→ **What you are asked to do**:
Reproduce all entries precisely, down to the last character.

→ **Exercise input**:
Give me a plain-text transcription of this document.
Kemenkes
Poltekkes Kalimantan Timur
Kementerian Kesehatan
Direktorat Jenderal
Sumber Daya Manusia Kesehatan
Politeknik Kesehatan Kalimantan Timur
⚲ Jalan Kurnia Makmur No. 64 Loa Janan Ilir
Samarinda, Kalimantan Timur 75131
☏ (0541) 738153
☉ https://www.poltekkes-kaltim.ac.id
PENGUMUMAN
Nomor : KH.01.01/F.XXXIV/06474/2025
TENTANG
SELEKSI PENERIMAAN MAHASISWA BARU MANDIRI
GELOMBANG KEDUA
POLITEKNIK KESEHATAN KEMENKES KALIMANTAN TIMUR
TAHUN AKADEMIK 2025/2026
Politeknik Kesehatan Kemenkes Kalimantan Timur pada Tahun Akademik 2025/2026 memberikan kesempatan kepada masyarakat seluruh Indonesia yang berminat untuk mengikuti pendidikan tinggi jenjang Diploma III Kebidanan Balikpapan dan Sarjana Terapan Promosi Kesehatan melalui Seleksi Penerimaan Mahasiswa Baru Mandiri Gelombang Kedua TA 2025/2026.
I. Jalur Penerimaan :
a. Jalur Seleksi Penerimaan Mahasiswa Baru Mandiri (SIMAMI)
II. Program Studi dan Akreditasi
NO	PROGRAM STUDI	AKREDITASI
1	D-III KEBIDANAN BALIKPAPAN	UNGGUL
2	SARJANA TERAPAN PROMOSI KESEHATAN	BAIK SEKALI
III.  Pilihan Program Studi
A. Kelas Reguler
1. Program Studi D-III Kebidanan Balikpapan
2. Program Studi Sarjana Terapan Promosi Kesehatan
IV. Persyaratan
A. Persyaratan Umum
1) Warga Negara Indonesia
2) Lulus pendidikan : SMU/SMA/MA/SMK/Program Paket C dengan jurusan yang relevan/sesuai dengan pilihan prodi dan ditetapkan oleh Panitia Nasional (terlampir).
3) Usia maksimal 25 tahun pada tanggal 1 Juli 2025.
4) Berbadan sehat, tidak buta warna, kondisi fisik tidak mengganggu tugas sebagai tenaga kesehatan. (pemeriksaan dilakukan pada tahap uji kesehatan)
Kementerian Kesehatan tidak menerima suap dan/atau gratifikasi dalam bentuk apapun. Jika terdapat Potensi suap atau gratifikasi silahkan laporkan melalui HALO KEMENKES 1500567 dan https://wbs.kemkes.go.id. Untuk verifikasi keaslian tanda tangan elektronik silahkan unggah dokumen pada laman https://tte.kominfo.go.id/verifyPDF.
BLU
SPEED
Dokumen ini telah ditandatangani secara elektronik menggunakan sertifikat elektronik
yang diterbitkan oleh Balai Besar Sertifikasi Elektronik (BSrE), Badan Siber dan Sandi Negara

→ **Written answer**:
Give me a plain-text transcription of this document.
Kemenkes
Poltekkes Kalimantan Timur
Kementerian Kesehatan
Direktorat Jenderal
Sumber Daya Manusia Kesehatan
Politeknik Kesehatan Kalimantan Timur
⚲ Jalan Kurnia Makmur No. 64 Loa Janan Ilir
Samarinda, Kalimantan Timur 75131
☏ (0541) 738153
☉ https://www.poltekkes-kaltim.ac.id
PENGUMUMAN
Nomor : KH.01.01/F.XXXIV/06474/2025
TENTANG
SELEKSI PENERIMAAN MAHASISWA BARU MANDIRI
GELOMBANG KEDUA
POLITEKNIK KESEHATAN KEMENKES KALIMANTAN TIMUR
TAHUN AKADEMIK 2025/2026
Politeknik Kesehatan Kemenkes Kalimantan Timur pada Tahun Akademik 2025/2026 memberikan kesempatan kepada masyarakat seluruh Indonesia yang berminat untuk mengikuti pendidikan tinggi jenjang Diploma III Kebidanan Balikpapan dan Sarjana Terapan Promosi Kesehatan melalui Seleksi Penerimaan Mahasiswa Baru Mandiri Gelombang Kedua TA 2025/2026.
I. Jalur Penerimaan :
a. Jalur Seleksi Penerimaan Mahasiswa Baru Mandiri (SIMAMI)
II. Program Studi dan Akreditasi
NO	PROGRAM STUDI	AKREDITASI
1	D-III KEBIDANAN BALIKPAPAN	UNGGUL
2	SARJANA TERAPAN PROMOSI KESEHATAN	BAIK SEKALI
III.  Pilihan Program Studi
A. Kelas Reguler
1. Program Studi D-III Kebidanan Balikpapan
2. Program Studi Sarjana Terapan Promosi Kesehatan
IV. Persyaratan
A. Persyaratan Umum
1) Warga Negara Indonesia
2) Lulus pendidikan : SMU/SMA/MA/SMK/Program Paket C dengan jurusan yang relevan/sesuai dengan pilihan prodi dan ditetapkan oleh Panitia Nasional (terlampir).
3) Usia maksimal 25 tahun pada tanggal 1 Juli 2025.
4) Berbadan sehat, tidak buta warna, kondisi fisik tidak mengganggu tugas sebagai tenaga kesehatan. (pemeriksaan dilakukan pada tahap uji kesehatan)
Kementerian Kesehatan tidak menerima suap dan/atau gratifikasi dalam bentuk apapun. Jika terdapat Potensi suap atau gratifikasi silahkan laporkan melalui HALO KEMENKES 1500567 dan https://wbs.kemkes.go.id. Untuk verifikasi keaslian tanda tangan elektronik silahkan unggah dokumen pada laman https://tte.kominfo.go.id/verifyPDF.
BLU
SPEED
Dokumen ini telah ditandatangani secara elektronik menggunakan sertifikat elektronik
yang diterbitkan oleh Balai Besar Sertifikasi Elektronik (BSrE), Badan Siber dan Sandi Negara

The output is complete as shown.